Task details:
All of the lines below are to be printed again exactly; images are excluded from the output.

Data rows:
++++++++
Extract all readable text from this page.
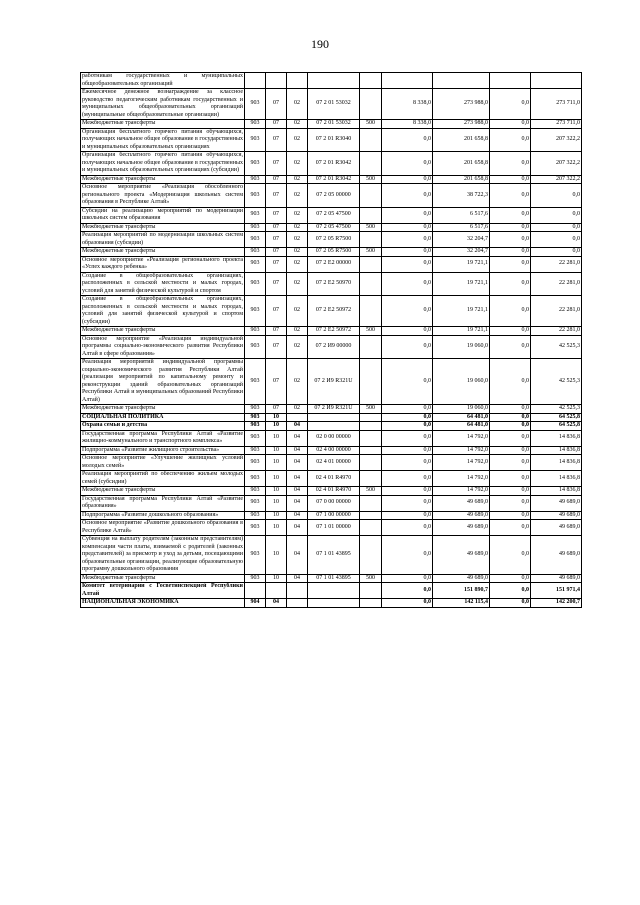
190
работникам государственных и муниципальных общеобразовательных организаций									
Ежемесячное денежное вознаграждение за классное руководство педагогическим работникам государственных и муниципальных общеобразовательных организаций (муниципальные общеобразовательные организации)	903	07	02	07 2 01 53032		8 338,0	273 988,0	0,0	273 711,0
Межбюджетные трансферты	903	07	02	07 2 01 53032	500	8 338,0	273 988,0	0,0	273 711,0
Организация бесплатного горячего питания обучающихся, получающих начальное общее образование в государственных и муниципальных образовательных организациях	903	07	02	07 2 01 R3040		0,0	201 658,8	0,0	207 322,2
Организация бесплатного горячего питания обучающихся, получающих начальное общее образование в государственных и муниципальных образовательных организациях (субсидии)	903	07	02	07 2 01 R3042		0,0	201 658,8	0,0	207 322,2
Межбюджетные трансферты	903	07	02	07 2 01 R3042	500	0,0	201 658,8	0,0	207 322,2
Основное мероприятие «Реализация обособленного регионального проекта «Модернизация школьных систем образования в Республике Алтай»	903	07	02	07 2 05 00000		0,0	38 722,3	0,0	0,0
Субсидии на реализацию мероприятий по модернизации школьных систем образования	903	07	02	07 2 05 47500		0,0	6 517,6	0,0	0,0
Межбюджетные трансферты	903	07	02	07 2 05 47500	500	0,0	6 517,6	0,0	0,0
Реализация мероприятий по модернизации школьных систем образования (субсидии)	903	07	02	07 2 05 R7500		0,0	32 204,7	0,0	0,0
Межбюджетные трансферты	903	07	02	07 2 05 R7500	500	0,0	32 204,7	0,0	0,0
Основное мероприятие «Реализация регионального проекта «Успех каждого ребенка»	903	07	02	07 2 E2 00000		0,0	19 721,1	0,0	22 281,0
Создание в общеобразовательных организациях, расположенных в сельской местности и малых городах, условий для занятий физической культурой и спортом	903	07	02	07 2 E2 50970		0,0	19 721,1	0,0	22 281,0
Создание в общеобразовательных организациях, расположенных в сельской местности и малых городах, условий для занятий физической культурой и спортом (субсидии)	903	07	02	07 2 E2 50972		0,0	19 721,1	0,0	22 281,0
Межбюджетные трансферты	903	07	02	07 2 E2 50972	500	0,0	19 721,1	0,0	22 281,0
Основное мероприятие «Реализация индивидуальной программы социально-экономического развития Республики Алтай в сфере образования»	903	07	02	07 2 И9 00000		0,0	19 060,0	0,0	42 525,3
Реализация мероприятий индивидуальной программы социально-экономического развития Республики Алтай (реализация мероприятий по капитальному ремонту и реконструкции зданий образовательных организаций Республики Алтай и муниципальных образований Республики Алтай)	903	07	02	07 2 И9 R321U		0,0	19 060,0	0,0	42 525,3
Межбюджетные трансферты	903	07	02	07 2 И9 R321U	500	0,0	19 060,0	0,0	42 525,3
СОЦИАЛЬНАЯ ПОЛИТИКА	903	10				0,0	64 481,0	0,0	64 525,8
Охрана семьи и детства	903	10	04			0,0	64 481,0	0,0	64 525,8
Государственная программа Республики Алтай «Развитие жилищно-коммунального и транспортного комплекса»	903	10	04	02 0 00 00000		0,0	14 792,0	0,0	14 836,8
Подпрограмма «Развитие жилищного строительства»	903	10	04	02 4 00 00000		0,0	14 792,0	0,0	14 836,8
Основное мероприятие «Улучшение жилищных условий молодых семей»	903	10	04	02 4 01 00000		0,0	14 792,0	0,0	14 836,8
Реализация мероприятий по обеспечению жильем молодых семей (субсидии)	903	10	04	02 4 01 R4970		0,0	14 792,0	0,0	14 836,8
Межбюджетные трансферты	903	10	04	02 4 01 R4970	500	0,0	14 792,0	0,0	14 836,8
Государственная программа Республики Алтай «Развитие образования»	903	10	04	07 0 00 00000		0,0	49 689,0	0,0	49 689,0
Подпрограмма «Развитие дошкольного образования»	903	10	04	07 1 00 00000		0,0	49 689,0	0,0	49 689,0
Основное мероприятие «Развитие дошкольного образования в Республике Алтай»	903	10	04	07 1 01 00000		0,0	49 689,0	0,0	49 689,0
Субвенция на выплату родителям (законным представителям) компенсации части платы, взимаемой с родителей (законных представителей) за присмотр и уход за детьми, посещающими образовательные организации, реализующие образовательную программу дошкольного образования	903	10	04	07 1 01 43895		0,0	49 689,0	0,0	49 689,0
Межбюджетные трансферты	903	10	04	07 1 01 43895	500	0,0	49 689,0	0,0	49 689,0
Комитет ветеринарии с Госветинспекцией Республики Алтай						0,0	151 890,7	0,0	151 971,4
НАЦИОНАЛЬНАЯ ЭКОНОМИКА	904	04				0,0	142 115,4	0,0	142 200,7
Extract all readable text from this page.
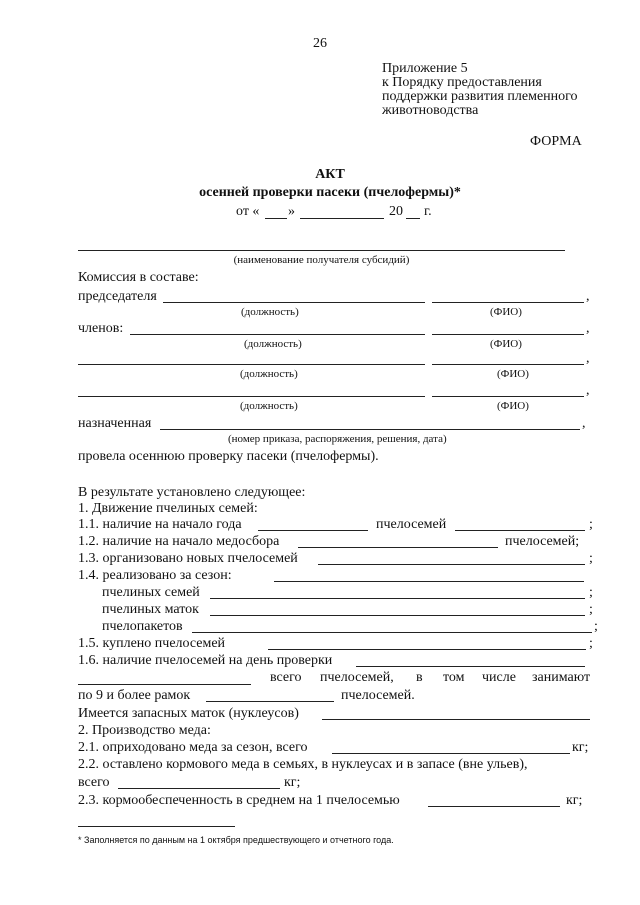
26
Приложение 5
к Порядку предоставления
поддержки развития племенного
животноводства
ФОРМА
АКТ
осенней проверки пасеки (пчелофермы)*
от « »	20 г.
(наименование получателя субсидий)
Комиссия в составе:
председателя	,
(должность)	(ФИО)
членов:	,
(должность)	(ФИО)
,
(должность)	(ФИО)
,
(должность)	(ФИО)
назначенная	,
(номер приказа, распоряжения, решения, дата)
провела осеннюю проверку пасеки (пчелофермы).
В результате установлено следующее:
1. Движение пчелиных семей:
1.1. наличие на начало года	пчелосемей	;
1.2. наличие на начало медосбора	пчелосемей;
1.3. организовано новых пчелосемей	;
1.4. реализовано за сезон:
пчелиных семей	;
пчелиных маток	;
пчелопакетов	;
1.5. куплено пчелосемей	;
1.6. наличие пчелосемей на день проверки
всего пчелосемей, в том числе занимают
по 9 и более рамок	пчелосемей.
Имеется запасных маток (нуклеусов)
2. Производство меда:
2.1. оприходовано меда за сезон, всего	кг;
2.2. оставлено кормового меда в семьях, в нуклеусах и в запасе (вне ульев),
всего	кг;
2.3. кормообеспеченность в среднем на 1 пчелосемью	кг;
* Заполняется по данным на 1 октября предшествующего и отчетного года.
++++++++
Exercise solution:
Extract all readable text from this page.
190
работникам государственных и муниципальных общеобразовательных организаций									
Ежемесячное денежное вознаграждение за классное руководство педагогическим работникам государственных и муниципальных общеобразовательных организаций (муниципальные общеобразовательные организации)	903	07	02	07 2 01 53032		8 338,0	273 988,0	0,0	273 711,0
Межбюджетные трансферты	903	07	02	07 2 01 53032	500	8 338,0	273 988,0	0,0	273 711,0
Организация бесплатного горячего питания обучающихся, получающих начальное общее образование в государственных и муниципальных образовательных организациях	903	07	02	07 2 01 R3040		0,0	201 658,8	0,0	207 322,2
Организация бесплатного горячего питания обучающихся, получающих начальное общее образование в государственных и муниципальных образовательных организациях (субсидии)	903	07	02	07 2 01 R3042		0,0	201 658,8	0,0	207 322,2
Межбюджетные трансферты	903	07	02	07 2 01 R3042	500	0,0	201 658,8	0,0	207 322,2
Основное мероприятие «Реализация обособленного регионального проекта «Модернизация школьных систем образования в Республике Алтай»	903	07	02	07 2 05 00000		0,0	38 722,3	0,0	0,0
Субсидии на реализацию мероприятий по модернизации школьных систем образования	903	07	02	07 2 05 47500		0,0	6 517,6	0,0	0,0
Межбюджетные трансферты	903	07	02	07 2 05 47500	500	0,0	6 517,6	0,0	0,0
Реализация мероприятий по модернизации школьных систем образования (субсидии)	903	07	02	07 2 05 R7500		0,0	32 204,7	0,0	0,0
Межбюджетные трансферты	903	07	02	07 2 05 R7500	500	0,0	32 204,7	0,0	0,0
Основное мероприятие «Реализация регионального проекта «Успех каждого ребенка»	903	07	02	07 2 E2 00000		0,0	19 721,1	0,0	22 281,0
Создание в общеобразовательных организациях, расположенных в сельской местности и малых городах, условий для занятий физической культурой и спортом	903	07	02	07 2 E2 50970		0,0	19 721,1	0,0	22 281,0
Создание в общеобразовательных организациях, расположенных в сельской местности и малых городах, условий для занятий физической культурой и спортом (субсидии)	903	07	02	07 2 E2 50972		0,0	19 721,1	0,0	22 281,0
Межбюджетные трансферты	903	07	02	07 2 E2 50972	500	0,0	19 721,1	0,0	22 281,0
Основное мероприятие «Реализация индивидуальной программы социально-экономического развития Республики Алтай в сфере образования»	903	07	02	07 2 И9 00000		0,0	19 060,0	0,0	42 525,3
Реализация мероприятий индивидуальной программы социально-экономического развития Республики Алтай (реализация мероприятий по капитальному ремонту и реконструкции зданий образовательных организаций Республики Алтай и муниципальных образований Республики Алтай)	903	07	02	07 2 И9 R321U		0,0	19 060,0	0,0	42 525,3
Межбюджетные трансферты	903	07	02	07 2 И9 R321U	500	0,0	19 060,0	0,0	42 525,3
СОЦИАЛЬНАЯ ПОЛИТИКА	903	10				0,0	64 481,0	0,0	64 525,8
Охрана семьи и детства	903	10	04			0,0	64 481,0	0,0	64 525,8
Государственная программа Республики Алтай «Развитие жилищно-коммунального и транспортного комплекса»	903	10	04	02 0 00 00000		0,0	14 792,0	0,0	14 836,8
Подпрограмма «Развитие жилищного строительства»	903	10	04	02 4 00 00000		0,0	14 792,0	0,0	14 836,8
Основное мероприятие «Улучшение жилищных условий молодых семей»	903	10	04	02 4 01 00000		0,0	14 792,0	0,0	14 836,8
Реализация мероприятий по обеспечению жильем молодых семей (субсидии)	903	10	04	02 4 01 R4970		0,0	14 792,0	0,0	14 836,8
Межбюджетные трансферты	903	10	04	02 4 01 R4970	500	0,0	14 792,0	0,0	14 836,8
Государственная программа Республики Алтай «Развитие образования»	903	10	04	07 0 00 00000		0,0	49 689,0	0,0	49 689,0
Подпрограмма «Развитие дошкольного образования»	903	10	04	07 1 00 00000		0,0	49 689,0	0,0	49 689,0
Основное мероприятие «Развитие дошкольного образования в Республике Алтай»	903	10	04	07 1 01 00000		0,0	49 689,0	0,0	49 689,0
Субвенция на выплату родителям (законным представителям) компенсации части платы, взимаемой с родителей (законных представителей) за присмотр и уход за детьми, посещающими образовательные организации, реализующие образовательную программу дошкольного образования	903	10	04	07 1 01 43895		0,0	49 689,0	0,0	49 689,0
Межбюджетные трансферты	903	10	04	07 1 01 43895	500	0,0	49 689,0	0,0	49 689,0
Комитет ветеринарии с Госветинспекцией Республики Алтай						0,0	151 890,7	0,0	151 971,4
НАЦИОНАЛЬНАЯ ЭКОНОМИКА	904	04				0,0	142 115,4	0,0	142 200,7
Extract all readable text from this page.
26
Приложение 5
к Порядку предоставления
поддержки развития племенного
животноводства
ФОРМА
АКТ
осенней проверки пасеки (пчелофермы)*
от « »	20 г.
(наименование получателя субсидий)
Комиссия в составе:
председателя	,
(должность)	(ФИО)
членов:	,
(должность)	(ФИО)
,
(должность)	(ФИО)
,
(должность)	(ФИО)
назначенная	,
(номер приказа, распоряжения, решения, дата)
провела осеннюю проверку пасеки (пчелофермы).
В результате установлено следующее:
1. Движение пчелиных семей:
1.1. наличие на начало года	пчелосемей	;
1.2. наличие на начало медосбора	пчелосемей;
1.3. организовано новых пчелосемей	;
1.4. реализовано за сезон:
пчелиных семей	;
пчелиных маток	;
пчелопакетов	;
1.5. куплено пчелосемей	;
1.6. наличие пчелосемей на день проверки
всего пчелосемей, в том числе занимают
по 9 и более рамок	пчелосемей.
Имеется запасных маток (нуклеусов)
2. Производство меда:
2.1. оприходовано меда за сезон, всего	кг;
2.2. оставлено кормового меда в семьях, в нуклеусах и в запасе (вне ульев),
всего	кг;
2.3. кормообеспеченность в среднем на 1 пчелосемью	кг;
* Заполняется по данным на 1 октября предшествующего и отчетного года.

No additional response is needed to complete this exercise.